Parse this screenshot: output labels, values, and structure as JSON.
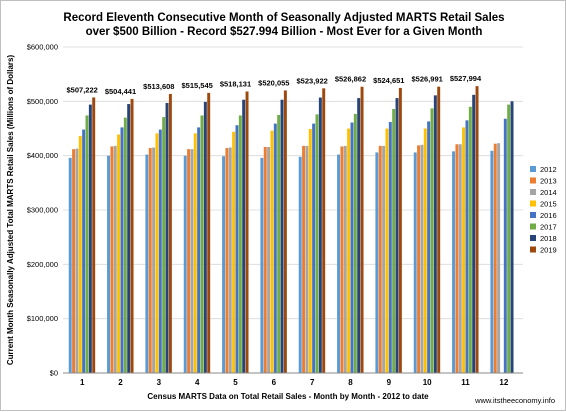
{
  "chart_data": {
    "type": "bar",
    "title": [
      "Record Eleventh Consecutive Month of Seasonally Adjusted MARTS Retail Sales",
      "over $500 Billion - Record $527.994 Billion - Most Ever for a Given Month"
    ],
    "xlabel": "Census MARTS Data on Total Retail Sales - Month by Month - 2012 to date",
    "ylabel": "Current Month Seasonally Adjusted Total MARTS Retail Sales (Millions of Dollars)",
    "ylim": [
      0,
      600000
    ],
    "y_ticks": [
      "$0",
      "$100,000",
      "$200,000",
      "$300,000",
      "$400,000",
      "$500,000",
      "$600,000"
    ],
    "categories": [
      "1",
      "2",
      "3",
      "4",
      "5",
      "6",
      "7",
      "8",
      "9",
      "10",
      "11",
      "12"
    ],
    "grid": true,
    "legend_position": "right",
    "series": [
      {
        "name": "2012",
        "color": "#5b9bd5",
        "values": [
          396000,
          400000,
          402000,
          400000,
          399000,
          396000,
          398000,
          402000,
          406000,
          406000,
          408000,
          409000
        ]
      },
      {
        "name": "2013",
        "color": "#ed7d31",
        "values": [
          412000,
          417000,
          414000,
          412000,
          414000,
          416000,
          418000,
          417000,
          418000,
          419000,
          421000,
          422000
        ]
      },
      {
        "name": "2014",
        "color": "#a5a5a5",
        "values": [
          413000,
          418000,
          415000,
          412000,
          415000,
          416000,
          418000,
          418000,
          418000,
          420000,
          421000,
          423000
        ]
      },
      {
        "name": "2015",
        "color": "#ffc000",
        "values": [
          436000,
          439000,
          441000,
          441000,
          444000,
          446000,
          449000,
          450000,
          450000,
          450000,
          452000,
          0
        ]
      },
      {
        "name": "2016",
        "color": "#4472c4",
        "values": [
          448000,
          452000,
          448000,
          452000,
          456000,
          459000,
          459000,
          461000,
          462000,
          463000,
          465000,
          468000
        ]
      },
      {
        "name": "2017",
        "color": "#70ad47",
        "values": [
          474000,
          470000,
          471000,
          474000,
          474000,
          475000,
          476000,
          477000,
          486000,
          487000,
          490000,
          494000
        ]
      },
      {
        "name": "2018",
        "color": "#264478",
        "values": [
          494000,
          495000,
          497000,
          499000,
          503000,
          503000,
          507000,
          506000,
          506000,
          511000,
          512000,
          500000
        ]
      },
      {
        "name": "2019",
        "color": "#9e480e",
        "values": [
          507222,
          504441,
          513608,
          515545,
          518131,
          520055,
          523922,
          526862,
          524651,
          526991,
          527994,
          null
        ]
      }
    ],
    "data_labels": [
      "$507,222",
      "$504,441",
      "$513,608",
      "$515,545",
      "$518,131",
      "$520,055",
      "$523,922",
      "$526,862",
      "$524,651",
      "$526,991",
      "$527,994"
    ],
    "source": "www.itstheeconomy.info"
  }
}
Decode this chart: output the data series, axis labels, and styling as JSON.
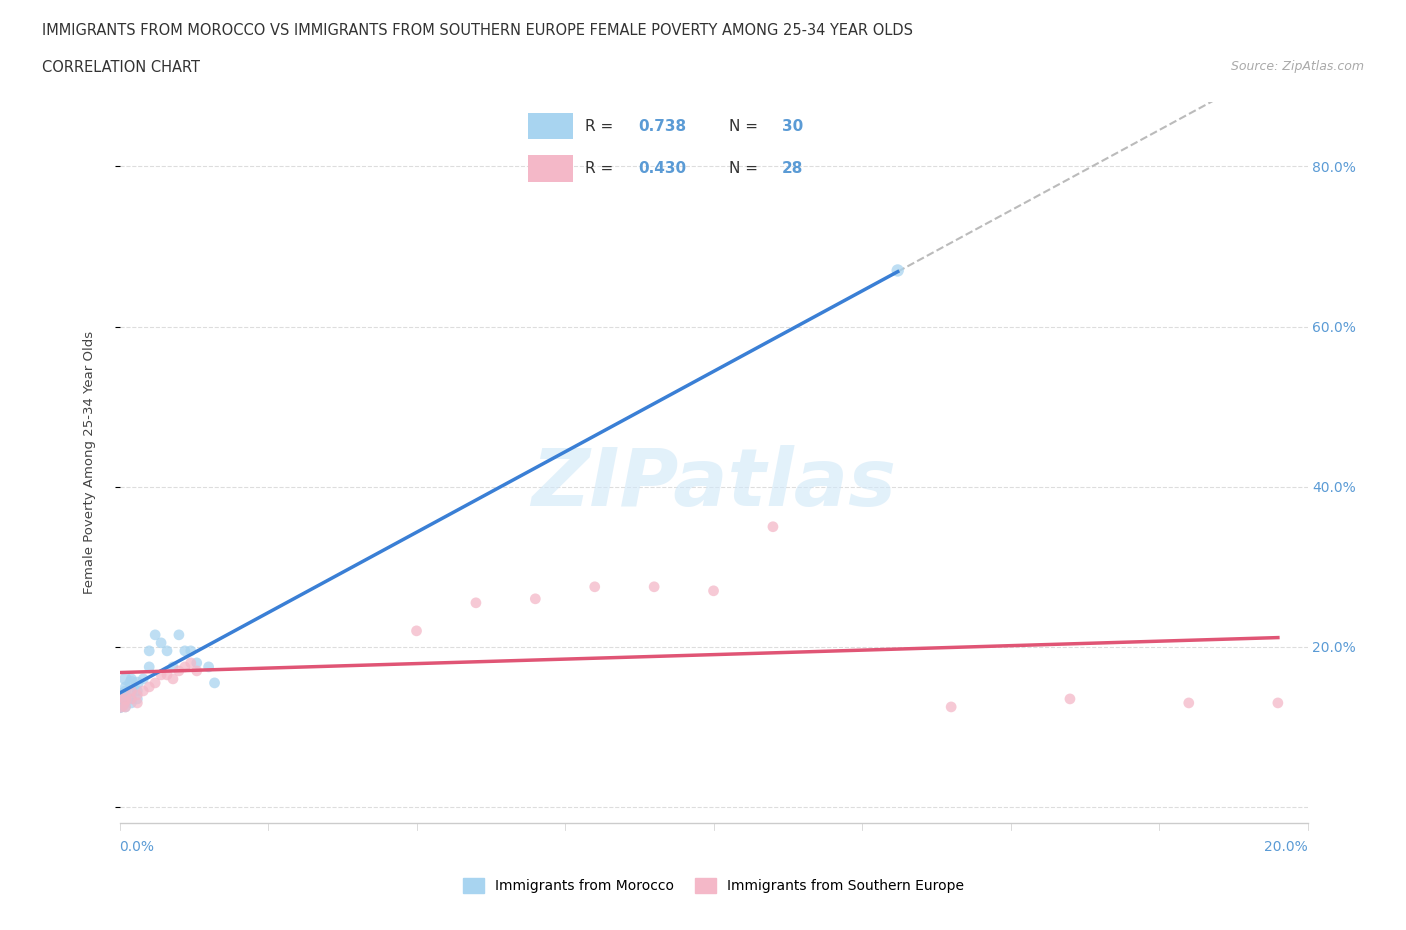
{
  "title_line1": "IMMIGRANTS FROM MOROCCO VS IMMIGRANTS FROM SOUTHERN EUROPE FEMALE POVERTY AMONG 25-34 YEAR OLDS",
  "title_line2": "CORRELATION CHART",
  "source": "Source: ZipAtlas.com",
  "ylabel": "Female Poverty Among 25-34 Year Olds",
  "watermark": "ZIPatlas",
  "morocco_color": "#a8d4f0",
  "southern_color": "#f4b8c8",
  "morocco_line_color": "#3a7fd5",
  "southern_line_color": "#e05575",
  "dash_line_color": "#bbbbbb",
  "xlim": [
    0.0,
    0.2
  ],
  "ylim": [
    -0.02,
    0.88
  ],
  "yticks": [
    0.0,
    0.2,
    0.4,
    0.6,
    0.8
  ],
  "ytick_labels": [
    "",
    "20.0%",
    "40.0%",
    "60.0%",
    "80.0%"
  ],
  "xtick_labels": [
    "0.0%",
    "20.0%"
  ],
  "morocco_x": [
    0.0,
    0.0,
    0.0,
    0.001,
    0.001,
    0.001,
    0.001,
    0.001,
    0.002,
    0.002,
    0.002,
    0.002,
    0.002,
    0.003,
    0.003,
    0.003,
    0.004,
    0.005,
    0.005,
    0.006,
    0.007,
    0.008,
    0.009,
    0.01,
    0.011,
    0.012,
    0.013,
    0.015,
    0.016,
    0.131
  ],
  "morocco_y": [
    0.13,
    0.14,
    0.125,
    0.16,
    0.15,
    0.135,
    0.145,
    0.125,
    0.155,
    0.145,
    0.135,
    0.16,
    0.13,
    0.155,
    0.145,
    0.135,
    0.16,
    0.195,
    0.175,
    0.215,
    0.205,
    0.195,
    0.175,
    0.215,
    0.195,
    0.195,
    0.18,
    0.175,
    0.155,
    0.67
  ],
  "morocco_sizes": [
    200,
    100,
    80,
    80,
    60,
    60,
    60,
    60,
    100,
    80,
    60,
    60,
    60,
    80,
    60,
    60,
    60,
    60,
    60,
    60,
    60,
    60,
    60,
    60,
    60,
    60,
    60,
    60,
    60,
    80
  ],
  "southern_x": [
    0.0,
    0.001,
    0.001,
    0.002,
    0.002,
    0.003,
    0.003,
    0.004,
    0.005,
    0.006,
    0.007,
    0.008,
    0.009,
    0.01,
    0.011,
    0.012,
    0.013,
    0.05,
    0.06,
    0.07,
    0.08,
    0.09,
    0.1,
    0.11,
    0.14,
    0.16,
    0.18,
    0.195
  ],
  "southern_y": [
    0.13,
    0.135,
    0.125,
    0.145,
    0.135,
    0.14,
    0.13,
    0.145,
    0.15,
    0.155,
    0.165,
    0.165,
    0.16,
    0.17,
    0.175,
    0.18,
    0.17,
    0.22,
    0.255,
    0.26,
    0.275,
    0.275,
    0.27,
    0.35,
    0.125,
    0.135,
    0.13,
    0.13
  ],
  "southern_sizes": [
    200,
    80,
    60,
    60,
    60,
    60,
    60,
    60,
    60,
    60,
    60,
    60,
    60,
    60,
    60,
    60,
    60,
    60,
    60,
    60,
    60,
    60,
    60,
    60,
    60,
    60,
    60,
    60
  ]
}
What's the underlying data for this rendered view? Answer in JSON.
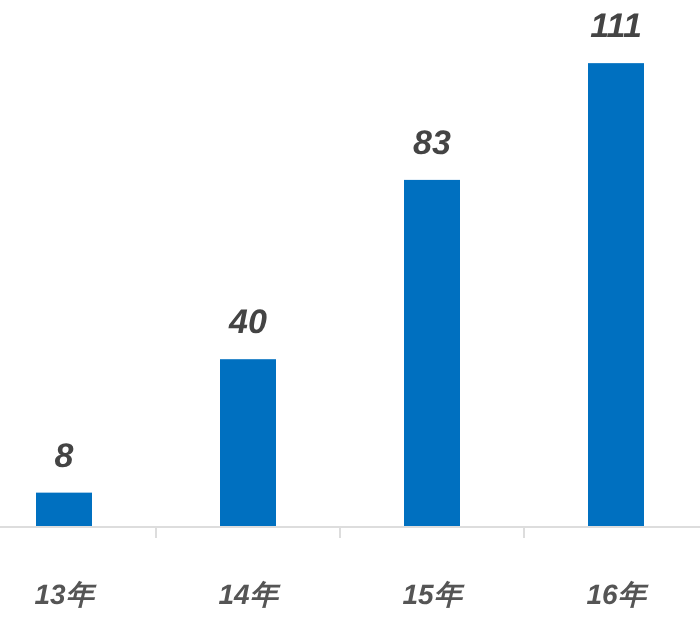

··········

- _Stated problem_
Your task is to repeat the data above exactly while excluding the pictures.

- _Result for this task_
Parse this screenshot: output labels, values, and structure as JSON.
{
  "chart_data": {
    "type": "bar",
    "title": [
      "Record Eleventh Consecutive Month of Seasonally Adjusted MARTS Retail Sales",
      "over $500 Billion - Record $527.994 Billion - Most Ever for a Given Month"
    ],
    "xlabel": "Census MARTS Data on Total Retail Sales - Month by Month - 2012 to date",
    "ylabel": "Current Month Seasonally Adjusted Total MARTS Retail Sales (Millions of Dollars)",
    "ylim": [
      0,
      600000
    ],
    "y_ticks": [
      "$0",
      "$100,000",
      "$200,000",
      "$300,000",
      "$400,000",
      "$500,000",
      "$600,000"
    ],
    "categories": [
      "1",
      "2",
      "3",
      "4",
      "5",
      "6",
      "7",
      "8",
      "9",
      "10",
      "11",
      "12"
    ],
    "grid": true,
    "legend_position": "right",
    "series": [
      {
        "name": "2012",
        "color": "#5b9bd5",
        "values": [
          396000,
          400000,
          402000,
          400000,
          399000,
          396000,
          398000,
          402000,
          406000,
          406000,
          408000,
          409000
        ]
      },
      {
        "name": "2013",
        "color": "#ed7d31",
        "values": [
          412000,
          417000,
          414000,
          412000,
          414000,
          416000,
          418000,
          417000,
          418000,
          419000,
          421000,
          422000
        ]
      },
      {
        "name": "2014",
        "color": "#a5a5a5",
        "values": [
          413000,
          418000,
          415000,
          412000,
          415000,
          416000,
          418000,
          418000,
          418000,
          420000,
          421000,
          423000
        ]
      },
      {
        "name": "2015",
        "color": "#ffc000",
        "values": [
          436000,
          439000,
          441000,
          441000,
          444000,
          446000,
          449000,
          450000,
          450000,
          450000,
          452000,
          0
        ]
      },
      {
        "name": "2016",
        "color": "#4472c4",
        "values": [
          448000,
          452000,
          448000,
          452000,
          456000,
          459000,
          459000,
          461000,
          462000,
          463000,
          465000,
          468000
        ]
      },
      {
        "name": "2017",
        "color": "#70ad47",
        "values": [
          474000,
          470000,
          471000,
          474000,
          474000,
          475000,
          476000,
          477000,
          486000,
          487000,
          490000,
          494000
        ]
      },
      {
        "name": "2018",
        "color": "#264478",
        "values": [
          494000,
          495000,
          497000,
          499000,
          503000,
          503000,
          507000,
          506000,
          506000,
          511000,
          512000,
          500000
        ]
      },
      {
        "name": "2019",
        "color": "#9e480e",
        "values": [
          507222,
          504441,
          513608,
          515545,
          518131,
          520055,
          523922,
          526862,
          524651,
          526991,
          527994,
          null
        ]
      }
    ],
    "data_labels": [
      "$507,222",
      "$504,441",
      "$513,608",
      "$515,545",
      "$518,131",
      "$520,055",
      "$523,922",
      "$526,862",
      "$524,651",
      "$526,991",
      "$527,994"
    ],
    "source": "www.itstheeconomy.info"
  }
}
Decode this chart: output the data series, axis labels, and styling as JSON.
{
  "title_line1": "IMMIGRANTS FROM MOROCCO VS IMMIGRANTS FROM SOUTHERN EUROPE FEMALE POVERTY AMONG 25-34 YEAR OLDS",
  "title_line2": "CORRELATION CHART",
  "source": "Source: ZipAtlas.com",
  "ylabel": "Female Poverty Among 25-34 Year Olds",
  "watermark": "ZIPatlas",
  "morocco_color": "#a8d4f0",
  "southern_color": "#f4b8c8",
  "morocco_line_color": "#3a7fd5",
  "southern_line_color": "#e05575",
  "dash_line_color": "#bbbbbb",
  "xlim": [
    0.0,
    0.2
  ],
  "ylim": [
    -0.02,
    0.88
  ],
  "yticks": [
    0.0,
    0.2,
    0.4,
    0.6,
    0.8
  ],
  "ytick_labels": [
    "",
    "20.0%",
    "40.0%",
    "60.0%",
    "80.0%"
  ],
  "xtick_labels": [
    "0.0%",
    "20.0%"
  ],
  "morocco_x": [
    0.0,
    0.0,
    0.0,
    0.001,
    0.001,
    0.001,
    0.001,
    0.001,
    0.002,
    0.002,
    0.002,
    0.002,
    0.002,
    0.003,
    0.003,
    0.003,
    0.004,
    0.005,
    0.005,
    0.006,
    0.007,
    0.008,
    0.009,
    0.01,
    0.011,
    0.012,
    0.013,
    0.015,
    0.016,
    0.131
  ],
  "morocco_y": [
    0.13,
    0.14,
    0.125,
    0.16,
    0.15,
    0.135,
    0.145,
    0.125,
    0.155,
    0.145,
    0.135,
    0.16,
    0.13,
    0.155,
    0.145,
    0.135,
    0.16,
    0.195,
    0.175,
    0.215,
    0.205,
    0.195,
    0.175,
    0.215,
    0.195,
    0.195,
    0.18,
    0.175,
    0.155,
    0.67
  ],
  "morocco_sizes": [
    200,
    100,
    80,
    80,
    60,
    60,
    60,
    60,
    100,
    80,
    60,
    60,
    60,
    80,
    60,
    60,
    60,
    60,
    60,
    60,
    60,
    60,
    60,
    60,
    60,
    60,
    60,
    60,
    60,
    80
  ],
  "southern_x": [
    0.0,
    0.001,
    0.001,
    0.002,
    0.002,
    0.003,
    0.003,
    0.004,
    0.005,
    0.006,
    0.007,
    0.008,
    0.009,
    0.01,
    0.011,
    0.012,
    0.013,
    0.05,
    0.06,
    0.07,
    0.08,
    0.09,
    0.1,
    0.11,
    0.14,
    0.16,
    0.18,
    0.195
  ],
  "southern_y": [
    0.13,
    0.135,
    0.125,
    0.145,
    0.135,
    0.14,
    0.13,
    0.145,
    0.15,
    0.155,
    0.165,
    0.165,
    0.16,
    0.17,
    0.175,
    0.18,
    0.17,
    0.22,
    0.255,
    0.26,
    0.275,
    0.275,
    0.27,
    0.35,
    0.125,
    0.135,
    0.13,
    0.13
  ],
  "southern_sizes": [
    200,
    80,
    60,
    60,
    60,
    60,
    60,
    60,
    60,
    60,
    60,
    60,
    60,
    60,
    60,
    60,
    60,
    60,
    60,
    60,
    60,
    60,
    60,
    60,
    60,
    60,
    60,
    60
  ]
}
What's the underlying data for this rendered view? Answer in JSON.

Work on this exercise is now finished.